*Records from a dataset*
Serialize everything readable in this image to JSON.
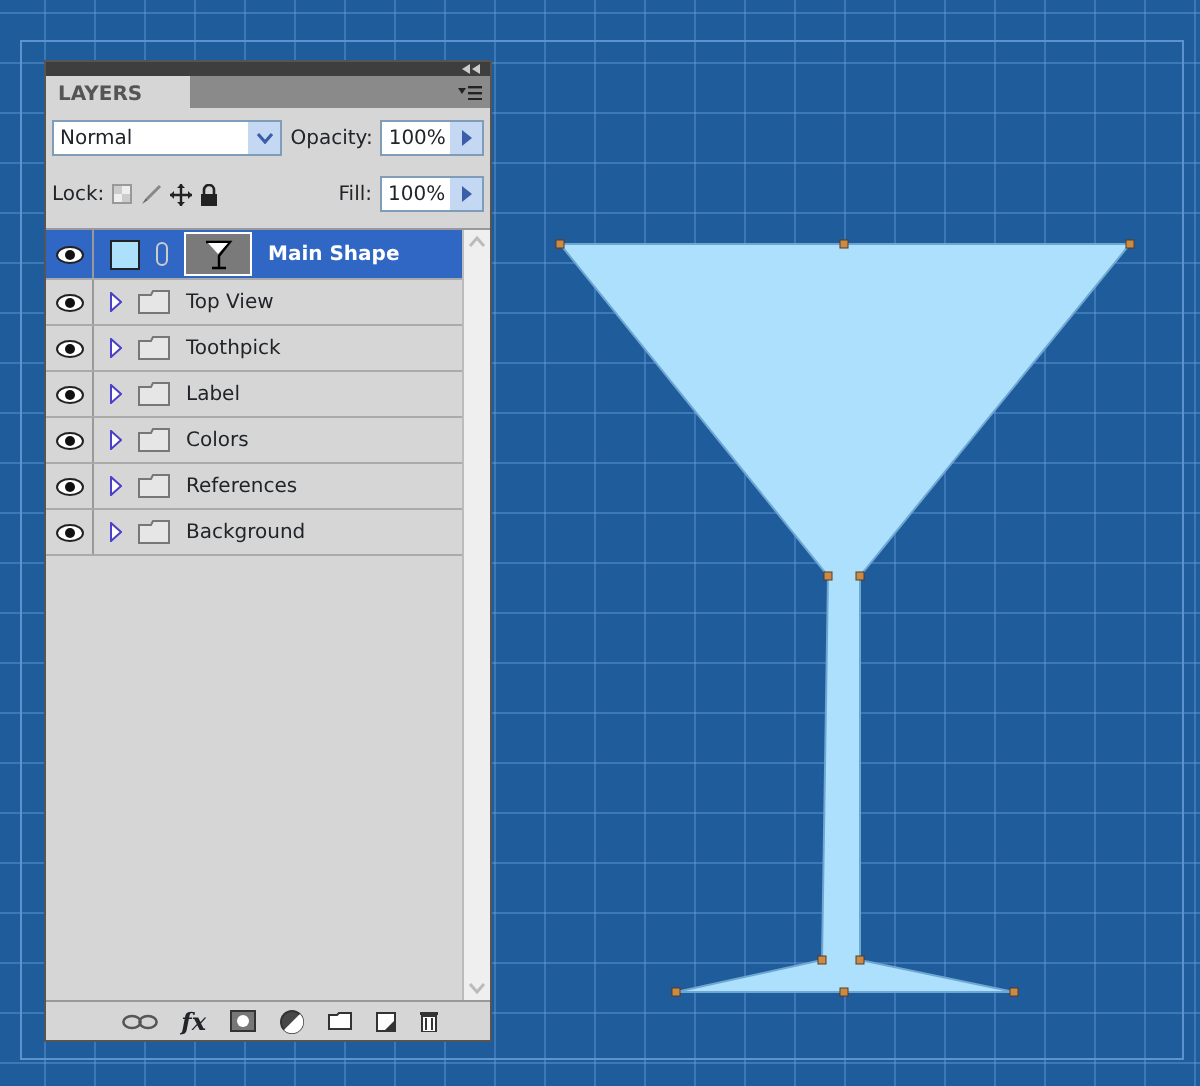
{
  "panel": {
    "title": "LAYERS",
    "blend_mode": "Normal",
    "opacity_label": "Opacity:",
    "opacity": "100%",
    "lock_label": "Lock:",
    "fill_label": "Fill:",
    "fill": "100%"
  },
  "layers": [
    {
      "name": "Main Shape",
      "kind": "shape",
      "selected": true,
      "visible": true
    },
    {
      "name": "Top View",
      "kind": "group",
      "selected": false,
      "visible": true
    },
    {
      "name": "Toothpick",
      "kind": "group",
      "selected": false,
      "visible": true
    },
    {
      "name": "Label",
      "kind": "group",
      "selected": false,
      "visible": true
    },
    {
      "name": "Colors",
      "kind": "group",
      "selected": false,
      "visible": true
    },
    {
      "name": "References",
      "kind": "group",
      "selected": false,
      "visible": true
    },
    {
      "name": "Background",
      "kind": "group",
      "selected": false,
      "visible": true
    }
  ],
  "toolbar": {
    "fx_label": "fx"
  }
}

*AIM*
Give back every line exactly as it stands, pictures excluded.

*OUTPUT OF THE TASK*
Serialize everything readable in this image to JSON.
{
  "panel": {
    "title": "LAYERS",
    "blend_mode": "Normal",
    "opacity_label": "Opacity:",
    "opacity": "100%",
    "lock_label": "Lock:",
    "fill_label": "Fill:",
    "fill": "100%"
  },
  "layers": [
    {
      "name": "Main Shape",
      "kind": "shape",
      "selected": true,
      "visible": true
    },
    {
      "name": "Top View",
      "kind": "group",
      "selected": false,
      "visible": true
    },
    {
      "name": "Toothpick",
      "kind": "group",
      "selected": false,
      "visible": true
    },
    {
      "name": "Label",
      "kind": "group",
      "selected": false,
      "visible": true
    },
    {
      "name": "Colors",
      "kind": "group",
      "selected": false,
      "visible": true
    },
    {
      "name": "References",
      "kind": "group",
      "selected": false,
      "visible": true
    },
    {
      "name": "Background",
      "kind": "group",
      "selected": false,
      "visible": true
    }
  ],
  "toolbar": {
    "fx_label": "fx"
  }
}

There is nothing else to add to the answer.